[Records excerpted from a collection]
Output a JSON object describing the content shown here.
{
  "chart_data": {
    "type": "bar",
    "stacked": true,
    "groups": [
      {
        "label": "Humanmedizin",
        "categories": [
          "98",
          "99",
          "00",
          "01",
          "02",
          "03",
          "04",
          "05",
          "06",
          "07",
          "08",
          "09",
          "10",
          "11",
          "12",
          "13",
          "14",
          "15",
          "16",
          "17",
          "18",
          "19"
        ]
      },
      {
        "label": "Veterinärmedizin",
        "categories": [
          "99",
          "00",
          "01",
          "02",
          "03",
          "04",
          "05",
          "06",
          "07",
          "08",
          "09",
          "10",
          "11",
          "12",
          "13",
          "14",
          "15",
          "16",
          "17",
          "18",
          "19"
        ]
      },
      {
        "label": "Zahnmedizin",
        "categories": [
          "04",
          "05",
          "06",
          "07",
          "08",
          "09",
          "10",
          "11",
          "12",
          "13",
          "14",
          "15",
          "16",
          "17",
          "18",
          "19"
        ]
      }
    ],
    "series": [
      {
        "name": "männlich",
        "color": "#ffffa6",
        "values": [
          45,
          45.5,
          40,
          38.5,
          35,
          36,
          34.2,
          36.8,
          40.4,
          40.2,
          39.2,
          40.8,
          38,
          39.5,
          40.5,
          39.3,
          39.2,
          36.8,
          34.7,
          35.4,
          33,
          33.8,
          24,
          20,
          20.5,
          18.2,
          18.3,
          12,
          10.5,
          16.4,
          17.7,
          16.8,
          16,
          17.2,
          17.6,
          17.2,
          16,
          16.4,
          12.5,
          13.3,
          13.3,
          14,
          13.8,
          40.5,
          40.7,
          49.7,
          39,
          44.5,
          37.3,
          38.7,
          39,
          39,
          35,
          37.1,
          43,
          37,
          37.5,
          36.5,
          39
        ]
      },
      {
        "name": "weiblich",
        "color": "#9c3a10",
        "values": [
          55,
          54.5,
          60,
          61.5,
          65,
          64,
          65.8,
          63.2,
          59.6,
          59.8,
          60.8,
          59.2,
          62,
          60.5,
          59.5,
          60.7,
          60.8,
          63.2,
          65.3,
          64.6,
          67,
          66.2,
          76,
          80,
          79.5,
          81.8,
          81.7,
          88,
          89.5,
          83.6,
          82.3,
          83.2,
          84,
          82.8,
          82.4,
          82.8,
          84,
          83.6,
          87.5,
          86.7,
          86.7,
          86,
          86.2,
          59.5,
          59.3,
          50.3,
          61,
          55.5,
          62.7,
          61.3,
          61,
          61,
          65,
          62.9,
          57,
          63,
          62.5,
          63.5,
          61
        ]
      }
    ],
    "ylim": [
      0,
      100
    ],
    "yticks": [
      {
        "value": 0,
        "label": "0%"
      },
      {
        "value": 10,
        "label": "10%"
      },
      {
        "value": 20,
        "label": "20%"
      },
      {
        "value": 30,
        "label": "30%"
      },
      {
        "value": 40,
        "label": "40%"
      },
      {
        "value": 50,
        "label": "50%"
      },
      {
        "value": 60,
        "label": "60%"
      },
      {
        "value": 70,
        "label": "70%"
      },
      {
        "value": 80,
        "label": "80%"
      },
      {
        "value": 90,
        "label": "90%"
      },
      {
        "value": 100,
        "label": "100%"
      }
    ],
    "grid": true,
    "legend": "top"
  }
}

# [EXERCISE INSTRUCTIONS]
The entries above should be repeated exactly, every one of them.

# [ANSWER TO THIS PROBLEM]
Output a JSON object describing the content shown here.
{
  "chart_data": {
    "type": "bar",
    "stacked": true,
    "groups": [
      {
        "label": "Humanmedizin",
        "categories": [
          "98",
          "99",
          "00",
          "01",
          "02",
          "03",
          "04",
          "05",
          "06",
          "07",
          "08",
          "09",
          "10",
          "11",
          "12",
          "13",
          "14",
          "15",
          "16",
          "17",
          "18",
          "19"
        ]
      },
      {
        "label": "Veterinärmedizin",
        "categories": [
          "99",
          "00",
          "01",
          "02",
          "03",
          "04",
          "05",
          "06",
          "07",
          "08",
          "09",
          "10",
          "11",
          "12",
          "13",
          "14",
          "15",
          "16",
          "17",
          "18",
          "19"
        ]
      },
      {
        "label": "Zahnmedizin",
        "categories": [
          "04",
          "05",
          "06",
          "07",
          "08",
          "09",
          "10",
          "11",
          "12",
          "13",
          "14",
          "15",
          "16",
          "17",
          "18",
          "19"
        ]
      }
    ],
    "series": [
      {
        "name": "männlich",
        "color": "#ffffa6",
        "values": [
          45,
          45.5,
          40,
          38.5,
          35,
          36,
          34.2,
          36.8,
          40.4,
          40.2,
          39.2,
          40.8,
          38,
          39.5,
          40.5,
          39.3,
          39.2,
          36.8,
          34.7,
          35.4,
          33,
          33.8,
          24,
          20,
          20.5,
          18.2,
          18.3,
          12,
          10.5,
          16.4,
          17.7,
          16.8,
          16,
          17.2,
          17.6,
          17.2,
          16,
          16.4,
          12.5,
          13.3,
          13.3,
          14,
          13.8,
          40.5,
          40.7,
          49.7,
          39,
          44.5,
          37.3,
          38.7,
          39,
          39,
          35,
          37.1,
          43,
          37,
          37.5,
          36.5,
          39
        ]
      },
      {
        "name": "weiblich",
        "color": "#9c3a10",
        "values": [
          55,
          54.5,
          60,
          61.5,
          65,
          64,
          65.8,
          63.2,
          59.6,
          59.8,
          60.8,
          59.2,
          62,
          60.5,
          59.5,
          60.7,
          60.8,
          63.2,
          65.3,
          64.6,
          67,
          66.2,
          76,
          80,
          79.5,
          81.8,
          81.7,
          88,
          89.5,
          83.6,
          82.3,
          83.2,
          84,
          82.8,
          82.4,
          82.8,
          84,
          83.6,
          87.5,
          86.7,
          86.7,
          86,
          86.2,
          59.5,
          59.3,
          50.3,
          61,
          55.5,
          62.7,
          61.3,
          61,
          61,
          65,
          62.9,
          57,
          63,
          62.5,
          63.5,
          61
        ]
      }
    ],
    "ylim": [
      0,
      100
    ],
    "yticks": [
      {
        "value": 0,
        "label": "0%"
      },
      {
        "value": 10,
        "label": "10%"
      },
      {
        "value": 20,
        "label": "20%"
      },
      {
        "value": 30,
        "label": "30%"
      },
      {
        "value": 40,
        "label": "40%"
      },
      {
        "value": 50,
        "label": "50%"
      },
      {
        "value": 60,
        "label": "60%"
      },
      {
        "value": 70,
        "label": "70%"
      },
      {
        "value": 80,
        "label": "80%"
      },
      {
        "value": 90,
        "label": "90%"
      },
      {
        "value": 100,
        "label": "100%"
      }
    ],
    "grid": true,
    "legend": "top"
  }
}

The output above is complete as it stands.